**Given task**:
From the material below, list every line containing "凝集法检测人血液".

(Collected data)
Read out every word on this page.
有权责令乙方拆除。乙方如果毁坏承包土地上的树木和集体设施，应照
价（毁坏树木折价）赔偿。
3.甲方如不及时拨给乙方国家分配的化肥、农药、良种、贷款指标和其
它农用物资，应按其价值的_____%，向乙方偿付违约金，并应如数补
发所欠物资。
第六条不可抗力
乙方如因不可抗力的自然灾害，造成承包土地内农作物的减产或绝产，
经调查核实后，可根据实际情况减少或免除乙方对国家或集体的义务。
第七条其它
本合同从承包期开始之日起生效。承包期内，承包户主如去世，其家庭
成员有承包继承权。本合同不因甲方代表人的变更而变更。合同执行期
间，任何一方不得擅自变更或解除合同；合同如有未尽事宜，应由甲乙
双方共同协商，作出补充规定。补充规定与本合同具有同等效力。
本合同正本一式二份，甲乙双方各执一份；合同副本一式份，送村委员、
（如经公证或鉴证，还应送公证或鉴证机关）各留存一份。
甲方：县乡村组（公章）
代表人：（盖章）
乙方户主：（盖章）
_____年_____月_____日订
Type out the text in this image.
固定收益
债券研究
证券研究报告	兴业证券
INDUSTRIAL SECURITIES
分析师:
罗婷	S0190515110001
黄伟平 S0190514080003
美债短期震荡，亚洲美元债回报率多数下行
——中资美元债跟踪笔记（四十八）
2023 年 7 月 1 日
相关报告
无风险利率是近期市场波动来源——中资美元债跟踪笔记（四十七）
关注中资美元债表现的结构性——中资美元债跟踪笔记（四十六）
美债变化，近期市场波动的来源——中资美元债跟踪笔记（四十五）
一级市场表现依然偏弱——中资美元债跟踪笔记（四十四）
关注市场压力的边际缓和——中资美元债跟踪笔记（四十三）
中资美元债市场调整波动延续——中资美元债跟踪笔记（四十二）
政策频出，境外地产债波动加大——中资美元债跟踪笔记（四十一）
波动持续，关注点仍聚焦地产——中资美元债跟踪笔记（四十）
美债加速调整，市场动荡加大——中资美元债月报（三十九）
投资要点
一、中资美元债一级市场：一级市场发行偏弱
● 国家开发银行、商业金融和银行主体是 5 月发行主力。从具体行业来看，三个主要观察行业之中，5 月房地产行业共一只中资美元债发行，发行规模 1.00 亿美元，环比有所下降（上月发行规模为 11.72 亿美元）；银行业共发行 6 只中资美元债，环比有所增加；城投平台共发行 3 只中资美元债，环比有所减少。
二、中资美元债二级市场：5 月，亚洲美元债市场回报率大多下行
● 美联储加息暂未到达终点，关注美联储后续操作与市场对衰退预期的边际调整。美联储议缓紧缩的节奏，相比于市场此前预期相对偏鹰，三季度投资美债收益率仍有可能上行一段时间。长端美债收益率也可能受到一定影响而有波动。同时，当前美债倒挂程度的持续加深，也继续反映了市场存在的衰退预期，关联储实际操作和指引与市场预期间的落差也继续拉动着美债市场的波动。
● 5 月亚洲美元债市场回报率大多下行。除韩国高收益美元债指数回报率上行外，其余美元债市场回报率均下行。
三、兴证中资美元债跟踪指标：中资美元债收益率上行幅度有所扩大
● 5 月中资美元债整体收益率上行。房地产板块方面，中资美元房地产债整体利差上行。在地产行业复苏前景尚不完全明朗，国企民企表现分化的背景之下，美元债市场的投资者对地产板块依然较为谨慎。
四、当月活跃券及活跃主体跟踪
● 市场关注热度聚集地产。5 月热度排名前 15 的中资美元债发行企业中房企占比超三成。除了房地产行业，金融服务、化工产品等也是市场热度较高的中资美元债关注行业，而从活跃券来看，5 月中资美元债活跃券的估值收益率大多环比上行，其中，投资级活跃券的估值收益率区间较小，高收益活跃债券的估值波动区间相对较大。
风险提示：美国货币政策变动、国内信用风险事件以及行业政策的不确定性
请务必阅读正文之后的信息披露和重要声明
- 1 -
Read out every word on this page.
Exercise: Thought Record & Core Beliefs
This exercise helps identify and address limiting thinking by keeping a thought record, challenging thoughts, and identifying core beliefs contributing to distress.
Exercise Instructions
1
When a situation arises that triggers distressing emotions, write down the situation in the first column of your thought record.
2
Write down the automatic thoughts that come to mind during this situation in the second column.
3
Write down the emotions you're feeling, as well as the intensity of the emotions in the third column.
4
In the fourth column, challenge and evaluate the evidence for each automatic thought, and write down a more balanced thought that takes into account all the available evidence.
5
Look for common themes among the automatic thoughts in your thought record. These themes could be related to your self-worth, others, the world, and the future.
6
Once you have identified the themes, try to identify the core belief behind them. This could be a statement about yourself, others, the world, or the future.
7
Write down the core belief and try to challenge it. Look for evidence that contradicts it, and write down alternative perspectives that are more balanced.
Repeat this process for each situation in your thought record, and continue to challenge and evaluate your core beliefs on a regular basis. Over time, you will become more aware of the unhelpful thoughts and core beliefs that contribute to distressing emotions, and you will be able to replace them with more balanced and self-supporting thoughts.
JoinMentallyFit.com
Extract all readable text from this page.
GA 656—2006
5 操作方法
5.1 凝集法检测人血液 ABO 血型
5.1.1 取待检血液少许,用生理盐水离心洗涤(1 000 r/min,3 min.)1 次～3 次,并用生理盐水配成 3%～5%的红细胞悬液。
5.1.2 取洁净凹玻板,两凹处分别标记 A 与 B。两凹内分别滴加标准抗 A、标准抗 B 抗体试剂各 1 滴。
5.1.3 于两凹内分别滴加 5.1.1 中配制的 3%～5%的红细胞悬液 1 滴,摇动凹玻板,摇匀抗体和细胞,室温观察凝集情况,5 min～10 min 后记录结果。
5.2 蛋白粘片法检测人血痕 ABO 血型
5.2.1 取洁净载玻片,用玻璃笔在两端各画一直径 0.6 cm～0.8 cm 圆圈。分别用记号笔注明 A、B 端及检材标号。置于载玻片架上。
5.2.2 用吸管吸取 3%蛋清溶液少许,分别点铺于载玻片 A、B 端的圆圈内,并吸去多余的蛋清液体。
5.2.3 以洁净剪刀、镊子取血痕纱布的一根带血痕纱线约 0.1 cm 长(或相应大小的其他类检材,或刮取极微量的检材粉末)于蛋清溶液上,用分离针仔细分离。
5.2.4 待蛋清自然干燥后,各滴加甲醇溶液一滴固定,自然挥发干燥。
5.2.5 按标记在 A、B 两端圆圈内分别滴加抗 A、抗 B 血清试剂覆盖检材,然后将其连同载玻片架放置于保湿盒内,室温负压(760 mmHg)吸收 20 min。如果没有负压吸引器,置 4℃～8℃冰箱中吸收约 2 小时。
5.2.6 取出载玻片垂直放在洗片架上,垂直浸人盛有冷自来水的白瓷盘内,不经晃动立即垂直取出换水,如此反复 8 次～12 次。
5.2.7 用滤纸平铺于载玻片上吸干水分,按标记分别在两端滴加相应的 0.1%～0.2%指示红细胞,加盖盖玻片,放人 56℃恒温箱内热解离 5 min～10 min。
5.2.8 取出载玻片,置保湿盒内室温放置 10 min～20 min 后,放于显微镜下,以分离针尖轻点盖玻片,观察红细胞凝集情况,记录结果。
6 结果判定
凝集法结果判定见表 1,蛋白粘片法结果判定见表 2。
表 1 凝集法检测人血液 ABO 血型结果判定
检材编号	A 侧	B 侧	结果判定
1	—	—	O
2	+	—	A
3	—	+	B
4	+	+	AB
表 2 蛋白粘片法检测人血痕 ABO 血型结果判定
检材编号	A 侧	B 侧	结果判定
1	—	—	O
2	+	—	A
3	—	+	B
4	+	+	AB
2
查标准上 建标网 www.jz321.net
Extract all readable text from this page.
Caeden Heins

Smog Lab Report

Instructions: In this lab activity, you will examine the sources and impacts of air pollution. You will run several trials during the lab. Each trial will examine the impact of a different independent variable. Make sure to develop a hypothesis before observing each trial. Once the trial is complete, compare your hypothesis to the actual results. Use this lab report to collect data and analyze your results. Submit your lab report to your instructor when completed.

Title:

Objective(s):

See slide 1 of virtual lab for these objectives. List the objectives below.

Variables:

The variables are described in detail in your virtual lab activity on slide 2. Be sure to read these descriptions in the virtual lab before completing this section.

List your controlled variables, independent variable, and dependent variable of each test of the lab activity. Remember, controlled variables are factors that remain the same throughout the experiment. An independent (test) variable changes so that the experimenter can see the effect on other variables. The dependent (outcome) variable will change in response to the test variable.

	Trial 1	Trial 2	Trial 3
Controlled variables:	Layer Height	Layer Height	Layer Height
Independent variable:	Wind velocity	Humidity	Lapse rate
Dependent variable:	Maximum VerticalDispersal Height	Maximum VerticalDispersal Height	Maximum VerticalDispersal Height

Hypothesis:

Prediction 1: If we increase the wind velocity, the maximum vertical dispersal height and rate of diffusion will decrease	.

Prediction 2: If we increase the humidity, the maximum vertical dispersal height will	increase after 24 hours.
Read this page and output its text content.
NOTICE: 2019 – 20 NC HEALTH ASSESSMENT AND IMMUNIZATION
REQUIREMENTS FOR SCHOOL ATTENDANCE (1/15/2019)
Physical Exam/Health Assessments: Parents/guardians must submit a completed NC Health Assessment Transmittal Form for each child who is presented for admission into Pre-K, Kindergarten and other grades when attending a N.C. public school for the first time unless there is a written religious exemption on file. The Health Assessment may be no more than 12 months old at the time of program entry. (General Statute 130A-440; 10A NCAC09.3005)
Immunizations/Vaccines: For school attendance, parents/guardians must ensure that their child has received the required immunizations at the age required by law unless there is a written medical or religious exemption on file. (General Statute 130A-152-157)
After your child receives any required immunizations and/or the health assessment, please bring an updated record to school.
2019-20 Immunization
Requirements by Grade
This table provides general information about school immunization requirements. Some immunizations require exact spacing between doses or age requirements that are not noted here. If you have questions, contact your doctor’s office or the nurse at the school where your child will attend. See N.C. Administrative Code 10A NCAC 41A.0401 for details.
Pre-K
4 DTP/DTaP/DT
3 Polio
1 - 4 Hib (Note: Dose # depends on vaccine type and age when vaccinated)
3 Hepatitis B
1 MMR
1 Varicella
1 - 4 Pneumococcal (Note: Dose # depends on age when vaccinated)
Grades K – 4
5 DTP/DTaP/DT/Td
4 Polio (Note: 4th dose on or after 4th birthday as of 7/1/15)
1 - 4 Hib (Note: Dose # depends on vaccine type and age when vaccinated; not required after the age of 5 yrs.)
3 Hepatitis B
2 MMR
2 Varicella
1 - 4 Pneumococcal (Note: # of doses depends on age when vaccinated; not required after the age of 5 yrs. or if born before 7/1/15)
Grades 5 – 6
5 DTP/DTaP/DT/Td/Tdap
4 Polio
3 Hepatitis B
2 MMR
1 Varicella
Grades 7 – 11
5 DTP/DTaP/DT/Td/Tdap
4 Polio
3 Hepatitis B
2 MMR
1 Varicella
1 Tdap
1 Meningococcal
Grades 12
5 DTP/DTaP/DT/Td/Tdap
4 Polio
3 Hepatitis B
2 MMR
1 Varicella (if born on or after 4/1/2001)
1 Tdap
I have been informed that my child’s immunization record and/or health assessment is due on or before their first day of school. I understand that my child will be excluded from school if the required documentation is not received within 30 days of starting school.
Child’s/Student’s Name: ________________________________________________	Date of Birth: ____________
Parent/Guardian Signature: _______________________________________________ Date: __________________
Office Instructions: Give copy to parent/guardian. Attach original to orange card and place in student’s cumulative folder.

**Exercise solution**:
5.1 凝集法检测人血液 ABO 血型
表 1 凝集法检测人血液 ABO 血型结果判定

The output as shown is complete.